Please rewrite the material starting at the line containing "- textbox-icon: A: [712, 5, 732, 25]" and ending at the line containing "- subscript-label: X₂: [71, 8, 85, 24]", replacing "toolbar-divider" with "toolbar-separator" and changing nothing else. Give back only those lines.

•••••

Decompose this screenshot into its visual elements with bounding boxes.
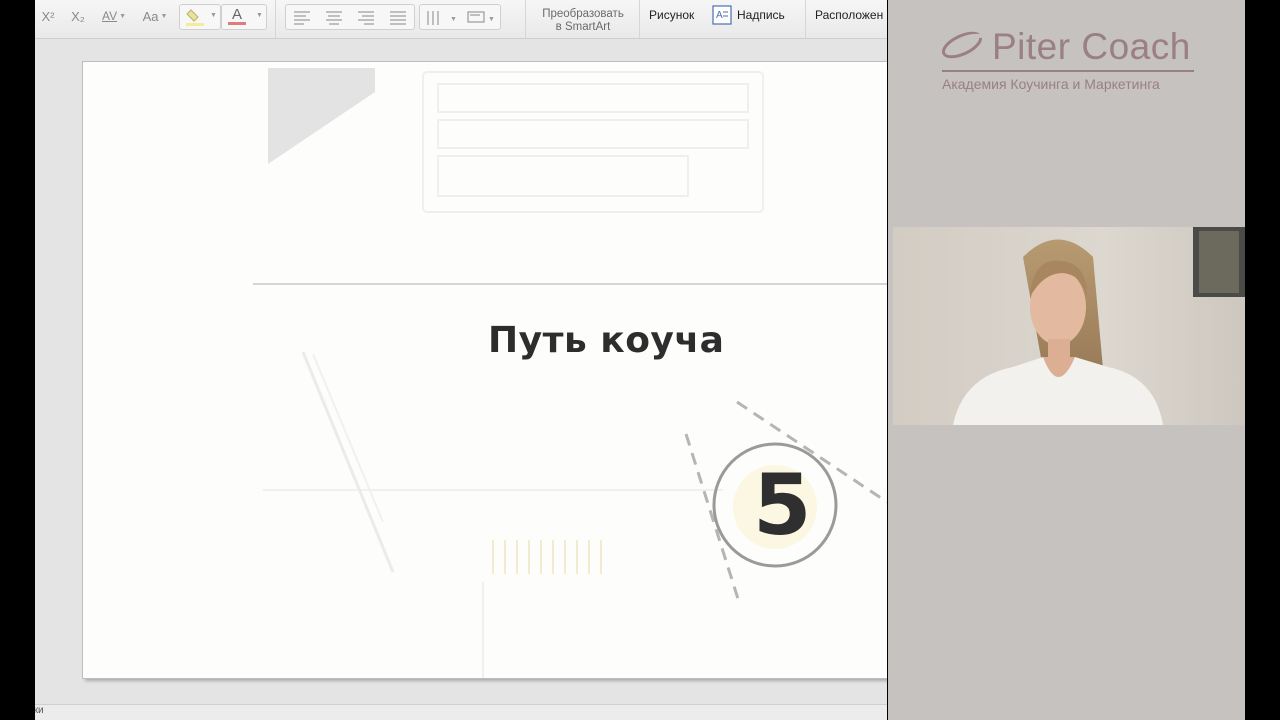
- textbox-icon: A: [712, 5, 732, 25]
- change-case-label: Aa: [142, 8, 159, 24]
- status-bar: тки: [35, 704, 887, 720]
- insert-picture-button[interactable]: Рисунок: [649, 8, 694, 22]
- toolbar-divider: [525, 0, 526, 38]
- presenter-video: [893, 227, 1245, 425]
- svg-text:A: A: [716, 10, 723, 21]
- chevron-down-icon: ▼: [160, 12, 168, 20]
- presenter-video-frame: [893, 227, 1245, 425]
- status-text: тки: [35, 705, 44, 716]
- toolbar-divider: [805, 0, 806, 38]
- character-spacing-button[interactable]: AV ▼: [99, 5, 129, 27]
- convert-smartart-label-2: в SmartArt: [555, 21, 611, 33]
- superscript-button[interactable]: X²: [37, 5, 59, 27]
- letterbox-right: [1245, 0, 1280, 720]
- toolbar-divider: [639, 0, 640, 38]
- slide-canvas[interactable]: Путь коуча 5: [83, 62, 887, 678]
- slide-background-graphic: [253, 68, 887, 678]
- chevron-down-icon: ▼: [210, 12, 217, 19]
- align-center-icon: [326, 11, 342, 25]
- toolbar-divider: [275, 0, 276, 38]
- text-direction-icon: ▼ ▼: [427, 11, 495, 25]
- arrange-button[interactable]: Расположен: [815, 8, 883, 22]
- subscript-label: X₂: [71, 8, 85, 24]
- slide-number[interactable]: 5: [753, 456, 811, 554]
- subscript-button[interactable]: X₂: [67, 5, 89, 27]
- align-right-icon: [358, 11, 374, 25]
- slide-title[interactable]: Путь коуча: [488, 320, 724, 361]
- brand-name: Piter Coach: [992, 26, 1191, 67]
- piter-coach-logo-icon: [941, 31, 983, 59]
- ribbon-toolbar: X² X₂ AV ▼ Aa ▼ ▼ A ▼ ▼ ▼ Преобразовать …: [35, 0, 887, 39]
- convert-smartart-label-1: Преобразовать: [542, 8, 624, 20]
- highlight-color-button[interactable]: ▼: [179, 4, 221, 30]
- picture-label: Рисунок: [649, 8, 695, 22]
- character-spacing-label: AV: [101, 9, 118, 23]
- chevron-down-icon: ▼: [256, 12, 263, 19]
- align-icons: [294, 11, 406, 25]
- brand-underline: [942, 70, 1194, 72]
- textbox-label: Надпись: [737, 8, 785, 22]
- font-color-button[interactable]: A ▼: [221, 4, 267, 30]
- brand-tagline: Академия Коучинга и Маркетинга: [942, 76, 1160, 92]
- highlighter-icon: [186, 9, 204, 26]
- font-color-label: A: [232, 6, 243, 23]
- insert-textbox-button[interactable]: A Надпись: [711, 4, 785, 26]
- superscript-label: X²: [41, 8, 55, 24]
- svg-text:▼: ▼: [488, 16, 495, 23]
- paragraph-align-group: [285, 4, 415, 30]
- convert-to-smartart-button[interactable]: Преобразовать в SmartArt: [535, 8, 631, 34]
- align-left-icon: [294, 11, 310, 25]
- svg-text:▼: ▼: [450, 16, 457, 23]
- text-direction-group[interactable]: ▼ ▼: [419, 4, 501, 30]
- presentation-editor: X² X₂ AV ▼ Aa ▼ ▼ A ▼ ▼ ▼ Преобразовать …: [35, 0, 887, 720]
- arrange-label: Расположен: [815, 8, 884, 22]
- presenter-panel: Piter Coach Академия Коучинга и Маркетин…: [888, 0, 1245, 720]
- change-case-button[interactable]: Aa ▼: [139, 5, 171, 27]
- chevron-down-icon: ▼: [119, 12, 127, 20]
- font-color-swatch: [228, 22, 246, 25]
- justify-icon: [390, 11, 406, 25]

•••••

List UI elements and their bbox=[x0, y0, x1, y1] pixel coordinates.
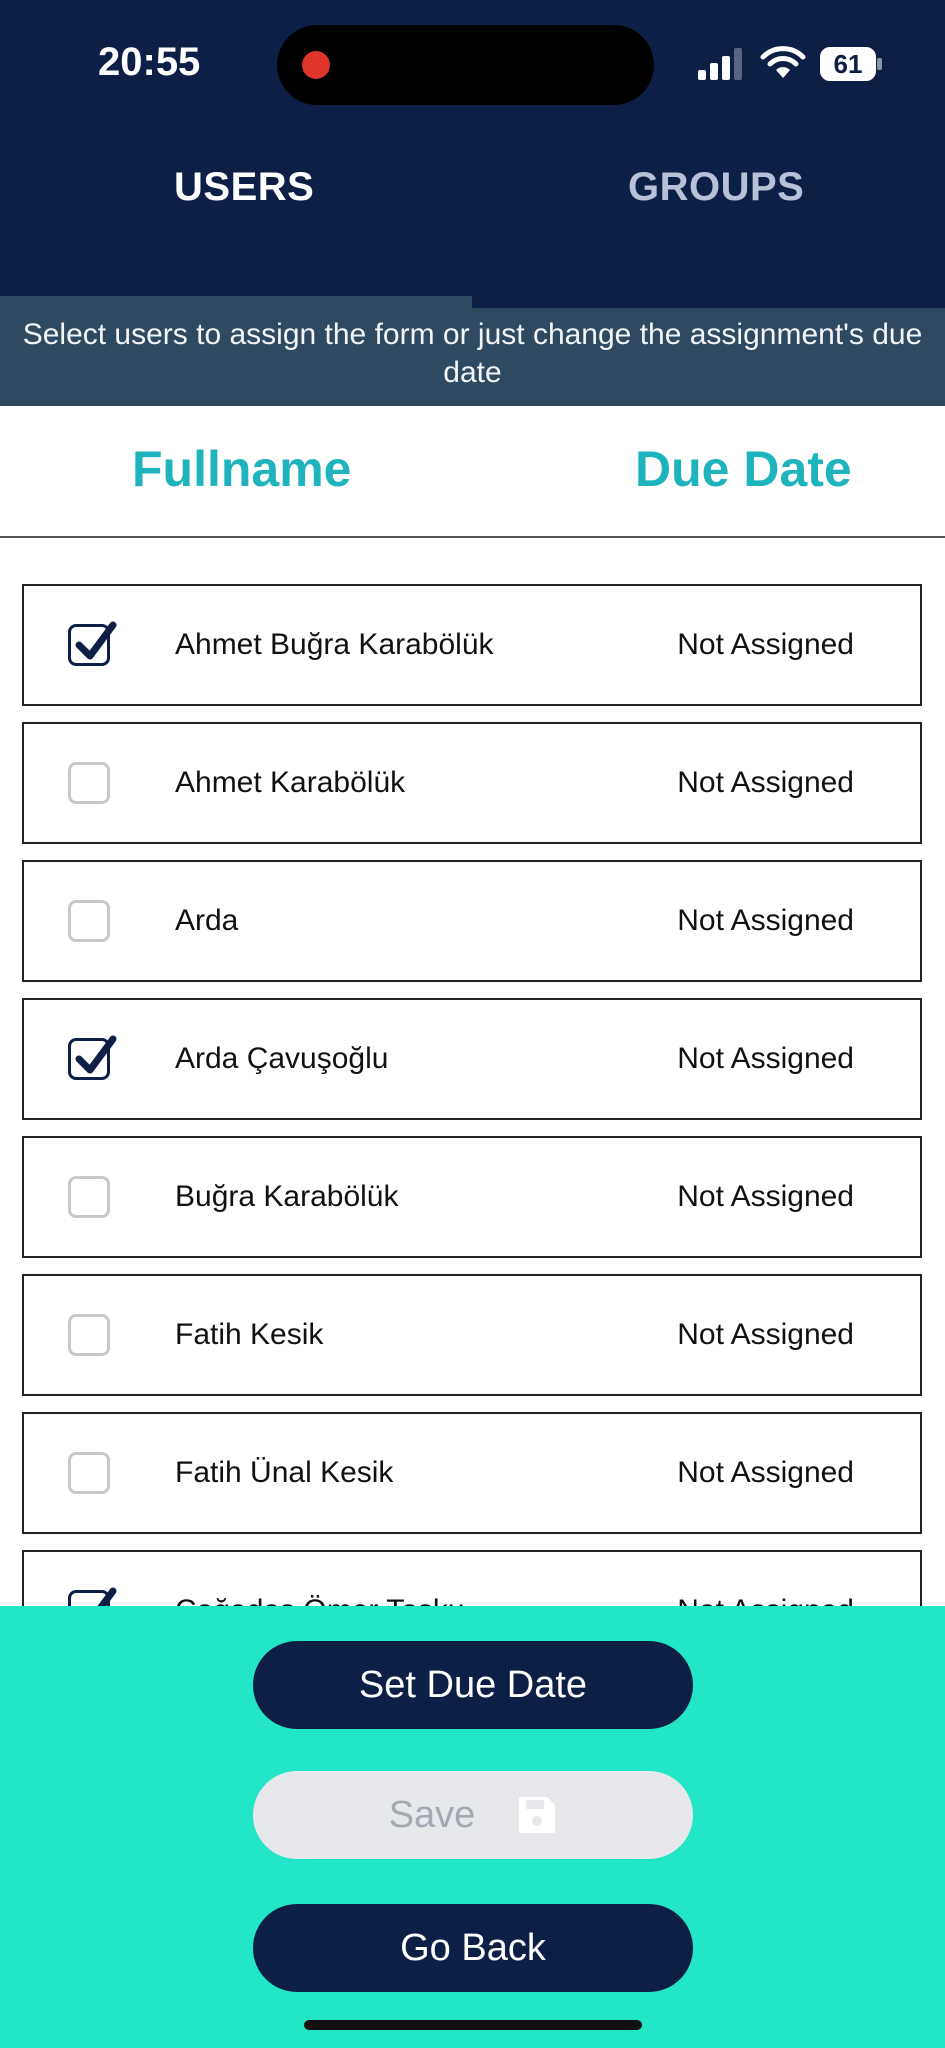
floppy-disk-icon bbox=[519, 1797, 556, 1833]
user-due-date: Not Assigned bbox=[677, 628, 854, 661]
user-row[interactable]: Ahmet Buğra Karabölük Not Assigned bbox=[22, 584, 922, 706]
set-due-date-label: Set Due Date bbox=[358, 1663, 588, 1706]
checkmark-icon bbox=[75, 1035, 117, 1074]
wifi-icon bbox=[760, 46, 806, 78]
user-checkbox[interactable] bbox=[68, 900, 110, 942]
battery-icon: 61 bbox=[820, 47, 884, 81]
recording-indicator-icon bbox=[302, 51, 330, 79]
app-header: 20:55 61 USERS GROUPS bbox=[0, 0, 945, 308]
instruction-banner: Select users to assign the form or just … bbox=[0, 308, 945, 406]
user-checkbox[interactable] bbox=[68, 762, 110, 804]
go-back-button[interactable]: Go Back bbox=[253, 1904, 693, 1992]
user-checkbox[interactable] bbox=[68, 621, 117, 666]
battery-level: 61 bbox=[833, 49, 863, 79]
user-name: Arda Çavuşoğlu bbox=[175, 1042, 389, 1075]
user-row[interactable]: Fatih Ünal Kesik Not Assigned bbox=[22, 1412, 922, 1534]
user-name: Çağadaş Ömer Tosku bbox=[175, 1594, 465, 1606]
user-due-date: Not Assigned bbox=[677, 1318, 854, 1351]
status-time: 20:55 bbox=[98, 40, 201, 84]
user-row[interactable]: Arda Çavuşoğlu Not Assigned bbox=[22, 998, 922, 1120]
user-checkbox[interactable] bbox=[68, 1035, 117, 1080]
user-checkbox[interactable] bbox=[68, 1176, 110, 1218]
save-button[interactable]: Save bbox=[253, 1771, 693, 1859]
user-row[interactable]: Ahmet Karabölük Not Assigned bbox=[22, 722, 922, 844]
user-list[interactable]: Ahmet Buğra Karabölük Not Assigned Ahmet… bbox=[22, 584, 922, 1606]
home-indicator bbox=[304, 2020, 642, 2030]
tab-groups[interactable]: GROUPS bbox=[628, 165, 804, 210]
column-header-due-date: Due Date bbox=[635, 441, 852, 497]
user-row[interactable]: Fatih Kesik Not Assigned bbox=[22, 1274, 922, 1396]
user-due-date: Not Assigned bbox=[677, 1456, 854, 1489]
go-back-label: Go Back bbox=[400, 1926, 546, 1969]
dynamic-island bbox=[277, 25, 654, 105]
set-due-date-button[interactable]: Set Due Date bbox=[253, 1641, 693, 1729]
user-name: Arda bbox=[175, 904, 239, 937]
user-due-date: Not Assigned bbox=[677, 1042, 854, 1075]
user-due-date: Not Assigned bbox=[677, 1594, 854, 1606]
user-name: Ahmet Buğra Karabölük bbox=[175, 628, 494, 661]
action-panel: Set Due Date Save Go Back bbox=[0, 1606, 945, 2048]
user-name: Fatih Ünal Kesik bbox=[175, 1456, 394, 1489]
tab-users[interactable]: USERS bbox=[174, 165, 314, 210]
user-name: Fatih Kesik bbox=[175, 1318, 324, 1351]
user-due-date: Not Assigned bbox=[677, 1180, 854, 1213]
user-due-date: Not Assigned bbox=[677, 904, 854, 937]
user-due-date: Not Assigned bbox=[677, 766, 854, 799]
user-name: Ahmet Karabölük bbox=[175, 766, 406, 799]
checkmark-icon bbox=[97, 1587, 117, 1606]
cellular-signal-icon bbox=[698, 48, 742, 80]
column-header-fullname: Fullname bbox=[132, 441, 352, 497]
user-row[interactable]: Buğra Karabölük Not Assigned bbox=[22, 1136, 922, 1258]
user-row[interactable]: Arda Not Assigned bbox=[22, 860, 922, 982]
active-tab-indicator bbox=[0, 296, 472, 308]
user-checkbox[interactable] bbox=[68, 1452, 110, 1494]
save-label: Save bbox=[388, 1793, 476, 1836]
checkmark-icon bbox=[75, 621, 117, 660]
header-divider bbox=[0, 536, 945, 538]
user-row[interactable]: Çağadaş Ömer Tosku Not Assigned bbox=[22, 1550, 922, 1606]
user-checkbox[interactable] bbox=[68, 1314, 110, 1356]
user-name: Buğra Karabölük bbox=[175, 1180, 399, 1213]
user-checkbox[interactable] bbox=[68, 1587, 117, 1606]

•••••

▶ _EXERCISE RESULT_
- textbox-icon: A: [712, 5, 732, 25]
- change-case-label: Aa: [142, 8, 159, 24]
- status-bar: тки: [35, 704, 887, 720]
- insert-picture-button[interactable]: Рисунок: [649, 8, 694, 22]
- toolbar-separator: [525, 0, 526, 38]
- presenter-video: [893, 227, 1245, 425]
- svg-text:A: A: [716, 10, 723, 21]
- chevron-down-icon: ▼: [160, 12, 168, 20]
- presenter-video-frame: [893, 227, 1245, 425]
- status-text: тки: [35, 705, 44, 716]
- toolbar-separator: [805, 0, 806, 38]
- character-spacing-button[interactable]: AV ▼: [99, 5, 129, 27]
- convert-smartart-label-2: в SmartArt: [555, 21, 611, 33]
- superscript-button[interactable]: X²: [37, 5, 59, 27]
- letterbox-right: [1245, 0, 1280, 720]
- toolbar-separator: [639, 0, 640, 38]
- slide-canvas[interactable]: Путь коуча 5: [83, 62, 887, 678]
- slide-background-graphic: [253, 68, 887, 678]
- chevron-down-icon: ▼: [210, 12, 217, 19]
- align-center-icon: [326, 11, 342, 25]
- toolbar-separator: [275, 0, 276, 38]
- text-direction-icon: ▼ ▼: [427, 11, 495, 25]
- arrange-button[interactable]: Расположен: [815, 8, 883, 22]
- subscript-label: X₂: [71, 8, 85, 24]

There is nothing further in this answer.